# [THE EXERCISE]
Scan the data for "Summer" and copy the lines it appears in.

(Dataset entries)

===============

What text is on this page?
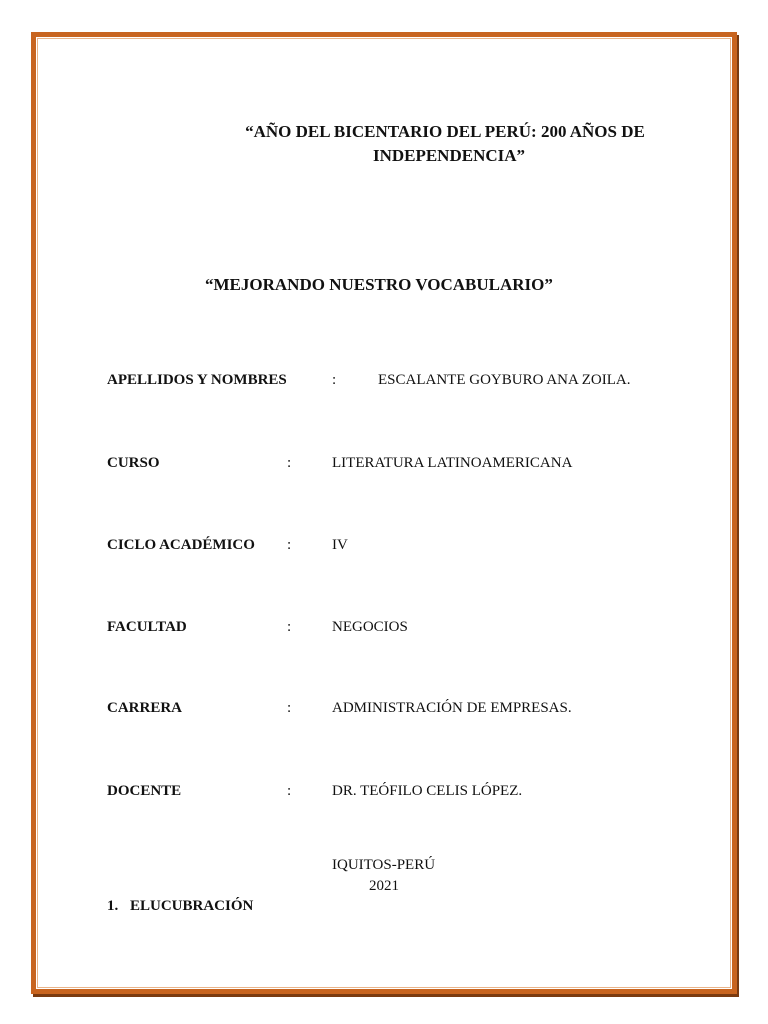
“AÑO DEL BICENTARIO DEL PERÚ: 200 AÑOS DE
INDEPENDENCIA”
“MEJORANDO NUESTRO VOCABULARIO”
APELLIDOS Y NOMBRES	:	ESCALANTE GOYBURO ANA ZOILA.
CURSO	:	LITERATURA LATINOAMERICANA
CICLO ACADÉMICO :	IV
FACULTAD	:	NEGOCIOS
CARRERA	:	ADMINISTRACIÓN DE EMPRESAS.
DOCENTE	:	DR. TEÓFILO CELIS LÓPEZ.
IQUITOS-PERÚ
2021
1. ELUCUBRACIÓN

===============

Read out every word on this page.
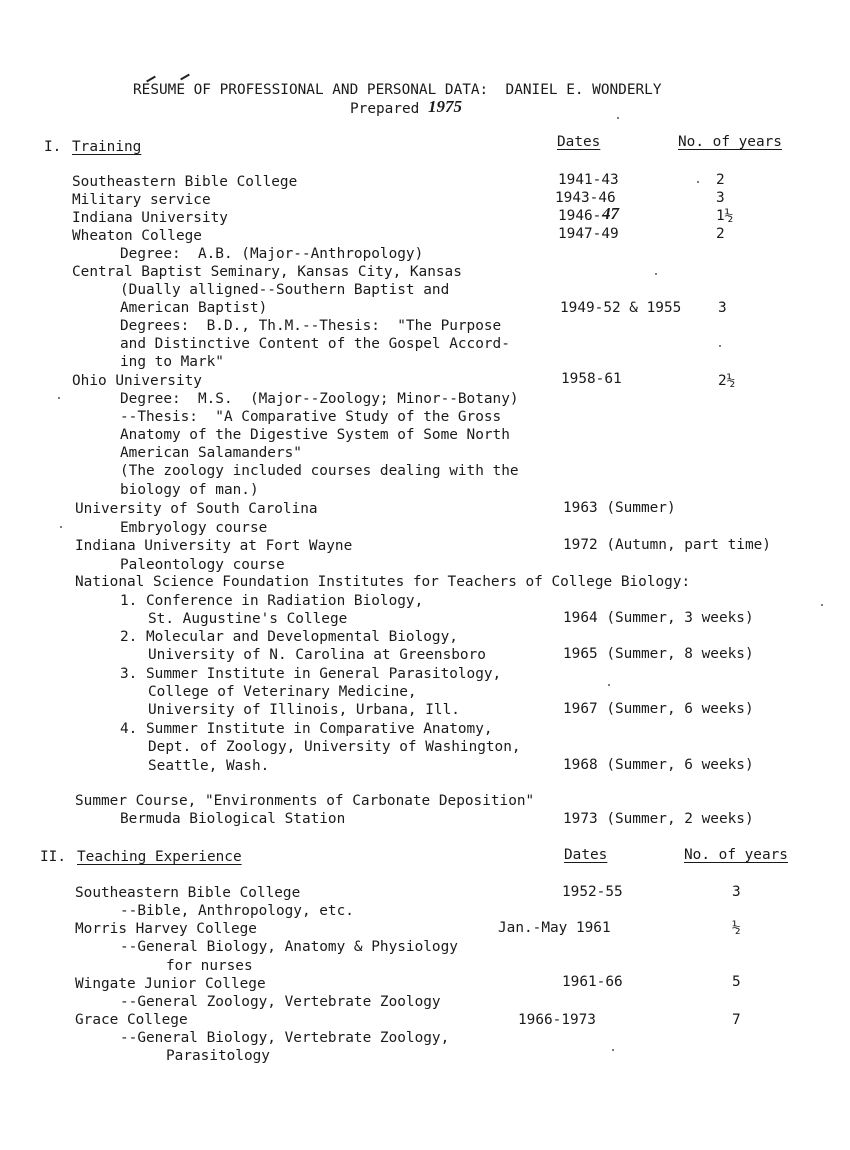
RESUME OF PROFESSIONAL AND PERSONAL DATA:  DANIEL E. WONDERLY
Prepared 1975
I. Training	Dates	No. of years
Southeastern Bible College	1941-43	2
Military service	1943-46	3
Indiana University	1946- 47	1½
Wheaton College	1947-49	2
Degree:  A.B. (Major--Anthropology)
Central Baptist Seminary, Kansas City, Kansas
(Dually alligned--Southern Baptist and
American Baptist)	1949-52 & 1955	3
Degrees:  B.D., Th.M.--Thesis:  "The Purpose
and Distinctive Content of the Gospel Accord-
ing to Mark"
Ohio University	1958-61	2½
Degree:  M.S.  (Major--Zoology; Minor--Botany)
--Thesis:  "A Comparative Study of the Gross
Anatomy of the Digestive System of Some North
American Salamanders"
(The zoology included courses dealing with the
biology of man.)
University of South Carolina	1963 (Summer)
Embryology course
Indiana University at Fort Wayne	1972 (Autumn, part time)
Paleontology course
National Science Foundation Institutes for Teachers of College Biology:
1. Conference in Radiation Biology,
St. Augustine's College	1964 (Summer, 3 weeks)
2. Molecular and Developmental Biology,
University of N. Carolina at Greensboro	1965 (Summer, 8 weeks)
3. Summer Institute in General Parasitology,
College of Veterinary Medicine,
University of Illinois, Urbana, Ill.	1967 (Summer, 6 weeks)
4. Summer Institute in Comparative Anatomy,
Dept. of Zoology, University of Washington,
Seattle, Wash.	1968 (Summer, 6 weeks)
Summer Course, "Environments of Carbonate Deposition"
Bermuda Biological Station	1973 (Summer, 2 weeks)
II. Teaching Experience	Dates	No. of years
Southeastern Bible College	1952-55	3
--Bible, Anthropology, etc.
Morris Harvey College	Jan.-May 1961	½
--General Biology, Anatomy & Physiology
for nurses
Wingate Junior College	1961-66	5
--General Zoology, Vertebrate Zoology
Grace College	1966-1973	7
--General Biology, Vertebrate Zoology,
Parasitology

===============

# [ANSWER BELOW]
University of South Carolina	1963 (Summer)
St. Augustine's College	1964 (Summer, 3 weeks)
University of N. Carolina at Greensboro	1965 (Summer, 8 weeks)
3. Summer Institute in General Parasitology,
University of Illinois, Urbana, Ill.	1967 (Summer, 6 weeks)
4. Summer Institute in Comparative Anatomy,
Seattle, Wash.	1968 (Summer, 6 weeks)
Summer Course, "Environments of Carbonate Deposition"
Bermuda Biological Station	1973 (Summer, 2 weeks)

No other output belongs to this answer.